BEGIN INPUT ROWS
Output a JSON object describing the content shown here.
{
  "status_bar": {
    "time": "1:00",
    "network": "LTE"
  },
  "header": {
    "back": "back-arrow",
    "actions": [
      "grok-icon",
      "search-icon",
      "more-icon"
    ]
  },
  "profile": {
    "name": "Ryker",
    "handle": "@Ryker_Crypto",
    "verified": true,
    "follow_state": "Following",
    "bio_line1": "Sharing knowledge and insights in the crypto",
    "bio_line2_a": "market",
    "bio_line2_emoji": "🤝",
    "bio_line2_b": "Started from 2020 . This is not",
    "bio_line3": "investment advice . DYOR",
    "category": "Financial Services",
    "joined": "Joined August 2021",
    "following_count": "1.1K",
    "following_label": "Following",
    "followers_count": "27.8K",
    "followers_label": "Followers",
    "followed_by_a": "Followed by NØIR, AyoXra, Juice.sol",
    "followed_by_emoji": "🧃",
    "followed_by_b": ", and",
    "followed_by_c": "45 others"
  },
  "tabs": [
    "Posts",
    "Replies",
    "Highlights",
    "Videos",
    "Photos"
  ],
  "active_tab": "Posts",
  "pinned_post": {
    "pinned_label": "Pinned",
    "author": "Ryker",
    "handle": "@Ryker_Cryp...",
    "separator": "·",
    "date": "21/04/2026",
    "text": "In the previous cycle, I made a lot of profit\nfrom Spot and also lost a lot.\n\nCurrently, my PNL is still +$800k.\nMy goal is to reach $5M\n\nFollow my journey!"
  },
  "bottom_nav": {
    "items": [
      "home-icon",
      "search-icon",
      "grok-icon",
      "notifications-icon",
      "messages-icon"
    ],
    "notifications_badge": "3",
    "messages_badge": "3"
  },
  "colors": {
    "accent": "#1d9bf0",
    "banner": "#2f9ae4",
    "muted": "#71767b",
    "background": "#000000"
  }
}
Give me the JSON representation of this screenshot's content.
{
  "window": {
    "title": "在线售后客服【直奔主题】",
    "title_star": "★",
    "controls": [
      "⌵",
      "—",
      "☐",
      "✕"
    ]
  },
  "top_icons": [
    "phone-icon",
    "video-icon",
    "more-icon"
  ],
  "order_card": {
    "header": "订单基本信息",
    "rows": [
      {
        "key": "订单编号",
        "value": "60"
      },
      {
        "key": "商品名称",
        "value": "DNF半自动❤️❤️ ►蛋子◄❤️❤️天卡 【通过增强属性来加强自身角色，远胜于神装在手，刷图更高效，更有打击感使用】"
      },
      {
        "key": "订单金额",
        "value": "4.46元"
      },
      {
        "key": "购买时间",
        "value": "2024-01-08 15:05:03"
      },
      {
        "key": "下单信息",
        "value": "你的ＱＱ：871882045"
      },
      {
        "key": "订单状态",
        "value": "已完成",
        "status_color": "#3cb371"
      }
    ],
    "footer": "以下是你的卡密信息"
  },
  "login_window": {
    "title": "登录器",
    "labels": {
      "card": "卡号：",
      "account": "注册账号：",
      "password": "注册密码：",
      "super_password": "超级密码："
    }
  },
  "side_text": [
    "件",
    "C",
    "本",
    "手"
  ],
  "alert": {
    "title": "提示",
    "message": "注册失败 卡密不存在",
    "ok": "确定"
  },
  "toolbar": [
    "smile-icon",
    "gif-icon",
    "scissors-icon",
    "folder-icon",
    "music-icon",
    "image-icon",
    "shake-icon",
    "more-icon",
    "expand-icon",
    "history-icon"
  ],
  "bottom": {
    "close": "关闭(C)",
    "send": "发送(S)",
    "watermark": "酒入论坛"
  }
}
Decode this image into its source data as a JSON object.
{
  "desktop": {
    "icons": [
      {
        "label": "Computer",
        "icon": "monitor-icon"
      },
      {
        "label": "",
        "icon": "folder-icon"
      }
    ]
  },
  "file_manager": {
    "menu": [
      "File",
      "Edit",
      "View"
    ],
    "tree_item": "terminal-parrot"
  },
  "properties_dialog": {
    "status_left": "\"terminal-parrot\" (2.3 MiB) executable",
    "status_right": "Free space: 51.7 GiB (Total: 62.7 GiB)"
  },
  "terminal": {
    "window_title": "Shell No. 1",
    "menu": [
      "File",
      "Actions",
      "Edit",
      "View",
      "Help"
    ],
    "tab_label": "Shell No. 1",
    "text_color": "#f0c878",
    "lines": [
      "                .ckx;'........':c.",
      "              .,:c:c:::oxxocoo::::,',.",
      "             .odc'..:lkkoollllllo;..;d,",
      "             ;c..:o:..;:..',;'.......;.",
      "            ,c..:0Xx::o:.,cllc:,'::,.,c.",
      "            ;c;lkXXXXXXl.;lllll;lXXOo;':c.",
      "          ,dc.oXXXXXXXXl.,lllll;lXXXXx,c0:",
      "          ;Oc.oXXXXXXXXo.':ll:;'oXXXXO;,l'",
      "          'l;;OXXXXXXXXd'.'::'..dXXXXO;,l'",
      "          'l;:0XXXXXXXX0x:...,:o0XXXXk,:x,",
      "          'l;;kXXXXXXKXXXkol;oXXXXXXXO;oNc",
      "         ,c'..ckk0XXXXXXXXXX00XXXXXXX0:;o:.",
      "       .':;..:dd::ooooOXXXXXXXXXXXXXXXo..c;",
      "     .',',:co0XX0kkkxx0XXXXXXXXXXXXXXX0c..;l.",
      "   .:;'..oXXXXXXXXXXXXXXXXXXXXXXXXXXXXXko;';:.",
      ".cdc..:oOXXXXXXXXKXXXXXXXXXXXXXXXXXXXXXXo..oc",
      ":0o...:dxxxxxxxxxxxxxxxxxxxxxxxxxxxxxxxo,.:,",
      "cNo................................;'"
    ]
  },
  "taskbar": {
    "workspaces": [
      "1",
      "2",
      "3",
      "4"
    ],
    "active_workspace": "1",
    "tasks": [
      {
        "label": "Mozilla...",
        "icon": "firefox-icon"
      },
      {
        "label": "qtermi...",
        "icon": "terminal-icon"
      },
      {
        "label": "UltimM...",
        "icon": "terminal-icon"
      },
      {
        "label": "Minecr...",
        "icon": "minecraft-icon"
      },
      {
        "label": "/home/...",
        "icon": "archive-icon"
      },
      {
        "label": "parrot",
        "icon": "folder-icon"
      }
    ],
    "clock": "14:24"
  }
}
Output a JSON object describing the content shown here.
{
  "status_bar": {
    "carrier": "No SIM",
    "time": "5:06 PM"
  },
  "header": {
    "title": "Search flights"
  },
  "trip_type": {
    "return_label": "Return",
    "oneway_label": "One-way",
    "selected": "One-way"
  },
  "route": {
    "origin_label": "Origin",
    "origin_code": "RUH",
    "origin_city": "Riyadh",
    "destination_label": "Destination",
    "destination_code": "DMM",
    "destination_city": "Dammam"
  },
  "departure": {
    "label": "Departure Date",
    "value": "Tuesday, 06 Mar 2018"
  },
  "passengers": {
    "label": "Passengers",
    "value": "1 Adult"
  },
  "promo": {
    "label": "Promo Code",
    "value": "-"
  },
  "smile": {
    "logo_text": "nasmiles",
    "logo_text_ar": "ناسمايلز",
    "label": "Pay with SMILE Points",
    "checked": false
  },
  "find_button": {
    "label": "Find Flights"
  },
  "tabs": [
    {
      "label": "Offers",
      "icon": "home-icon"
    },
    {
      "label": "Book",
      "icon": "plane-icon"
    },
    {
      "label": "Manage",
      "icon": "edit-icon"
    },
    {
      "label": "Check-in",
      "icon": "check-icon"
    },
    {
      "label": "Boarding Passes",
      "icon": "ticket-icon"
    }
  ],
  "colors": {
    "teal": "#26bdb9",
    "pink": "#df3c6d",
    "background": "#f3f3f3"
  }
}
END INPUT ROWS
*AIM OF THE EXERCISE:*
Select every line of the material above holding the word "background" and copy it.

*WRITTEN RESPONSE:*
    "background": "#000000"
    "background": "#f3f3f3"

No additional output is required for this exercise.